— BEGIN DATA TO USE —

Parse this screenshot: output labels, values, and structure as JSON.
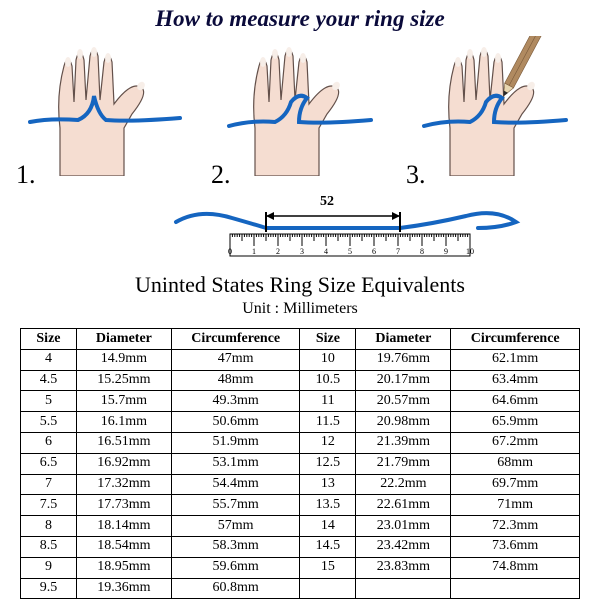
{
  "title": "How to measure your ring size",
  "steps": {
    "s1": "1.",
    "s2": "2.",
    "s3": "3."
  },
  "ruler": {
    "measure_label": "52",
    "tick_labels": [
      "0",
      "1",
      "2",
      "3",
      "4",
      "5",
      "6",
      "7",
      "8",
      "9",
      "10"
    ]
  },
  "table": {
    "heading": "Uninted States Ring Size Equivalents",
    "unit_line": "Unit : Millimeters",
    "columns": [
      "Size",
      "Diameter",
      "Circumference",
      "Size",
      "Diameter",
      "Circumference"
    ],
    "col_widths_pct": [
      10,
      17,
      23,
      10,
      17,
      23
    ],
    "rows": [
      [
        "4",
        "14.9mm",
        "47mm",
        "10",
        "19.76mm",
        "62.1mm"
      ],
      [
        "4.5",
        "15.25mm",
        "48mm",
        "10.5",
        "20.17mm",
        "63.4mm"
      ],
      [
        "5",
        "15.7mm",
        "49.3mm",
        "11",
        "20.57mm",
        "64.6mm"
      ],
      [
        "5.5",
        "16.1mm",
        "50.6mm",
        "11.5",
        "20.98mm",
        "65.9mm"
      ],
      [
        "6",
        "16.51mm",
        "51.9mm",
        "12",
        "21.39mm",
        "67.2mm"
      ],
      [
        "6.5",
        "16.92mm",
        "53.1mm",
        "12.5",
        "21.79mm",
        "68mm"
      ],
      [
        "7",
        "17.32mm",
        "54.4mm",
        "13",
        "22.2mm",
        "69.7mm"
      ],
      [
        "7.5",
        "17.73mm",
        "55.7mm",
        "13.5",
        "22.61mm",
        "71mm"
      ],
      [
        "8",
        "18.14mm",
        "57mm",
        "14",
        "23.01mm",
        "72.3mm"
      ],
      [
        "8.5",
        "18.54mm",
        "58.3mm",
        "14.5",
        "23.42mm",
        "73.6mm"
      ],
      [
        "9",
        "18.95mm",
        "59.6mm",
        "15",
        "23.83mm",
        "74.8mm"
      ],
      [
        "9.5",
        "19.36mm",
        "60.8mm",
        "",
        "",
        ""
      ]
    ]
  },
  "colors": {
    "skin": "#f5ddd1",
    "nail": "#f7eee8",
    "outline": "#63504a",
    "string": "#1565c0",
    "title": "#0a0a3a",
    "pencil_body": "#b08a60",
    "pencil_dark": "#7a5a3a",
    "pencil_tip": "#2b2b2b",
    "ruler_stroke": "#000",
    "ruler_fill": "#ffffff"
  },
  "style": {
    "title_fontsize": 23,
    "step_fontsize": 26,
    "table_heading_fontsize": 22,
    "unit_fontsize": 16,
    "table_fontsize": 14
  }
}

— END DATA TO USE —

§ **TASK INSTRUCTIONS**:
Quote every entry exactly, with the pictures omitted.

§ **FULL OUTPUT**:
Parse this screenshot: output labels, values, and structure as JSON.
{
  "title": "How to measure your ring size",
  "steps": {
    "s1": "1.",
    "s2": "2.",
    "s3": "3."
  },
  "ruler": {
    "measure_label": "52",
    "tick_labels": [
      "0",
      "1",
      "2",
      "3",
      "4",
      "5",
      "6",
      "7",
      "8",
      "9",
      "10"
    ]
  },
  "table": {
    "heading": "Uninted States Ring Size Equivalents",
    "unit_line": "Unit : Millimeters",
    "columns": [
      "Size",
      "Diameter",
      "Circumference",
      "Size",
      "Diameter",
      "Circumference"
    ],
    "col_widths_pct": [
      10,
      17,
      23,
      10,
      17,
      23
    ],
    "rows": [
      [
        "4",
        "14.9mm",
        "47mm",
        "10",
        "19.76mm",
        "62.1mm"
      ],
      [
        "4.5",
        "15.25mm",
        "48mm",
        "10.5",
        "20.17mm",
        "63.4mm"
      ],
      [
        "5",
        "15.7mm",
        "49.3mm",
        "11",
        "20.57mm",
        "64.6mm"
      ],
      [
        "5.5",
        "16.1mm",
        "50.6mm",
        "11.5",
        "20.98mm",
        "65.9mm"
      ],
      [
        "6",
        "16.51mm",
        "51.9mm",
        "12",
        "21.39mm",
        "67.2mm"
      ],
      [
        "6.5",
        "16.92mm",
        "53.1mm",
        "12.5",
        "21.79mm",
        "68mm"
      ],
      [
        "7",
        "17.32mm",
        "54.4mm",
        "13",
        "22.2mm",
        "69.7mm"
      ],
      [
        "7.5",
        "17.73mm",
        "55.7mm",
        "13.5",
        "22.61mm",
        "71mm"
      ],
      [
        "8",
        "18.14mm",
        "57mm",
        "14",
        "23.01mm",
        "72.3mm"
      ],
      [
        "8.5",
        "18.54mm",
        "58.3mm",
        "14.5",
        "23.42mm",
        "73.6mm"
      ],
      [
        "9",
        "18.95mm",
        "59.6mm",
        "15",
        "23.83mm",
        "74.8mm"
      ],
      [
        "9.5",
        "19.36mm",
        "60.8mm",
        "",
        "",
        ""
      ]
    ]
  },
  "colors": {
    "skin": "#f5ddd1",
    "nail": "#f7eee8",
    "outline": "#63504a",
    "string": "#1565c0",
    "title": "#0a0a3a",
    "pencil_body": "#b08a60",
    "pencil_dark": "#7a5a3a",
    "pencil_tip": "#2b2b2b",
    "ruler_stroke": "#000",
    "ruler_fill": "#ffffff"
  },
  "style": {
    "title_fontsize": 23,
    "step_fontsize": 26,
    "table_heading_fontsize": 22,
    "unit_fontsize": 16,
    "table_fontsize": 14
  }
}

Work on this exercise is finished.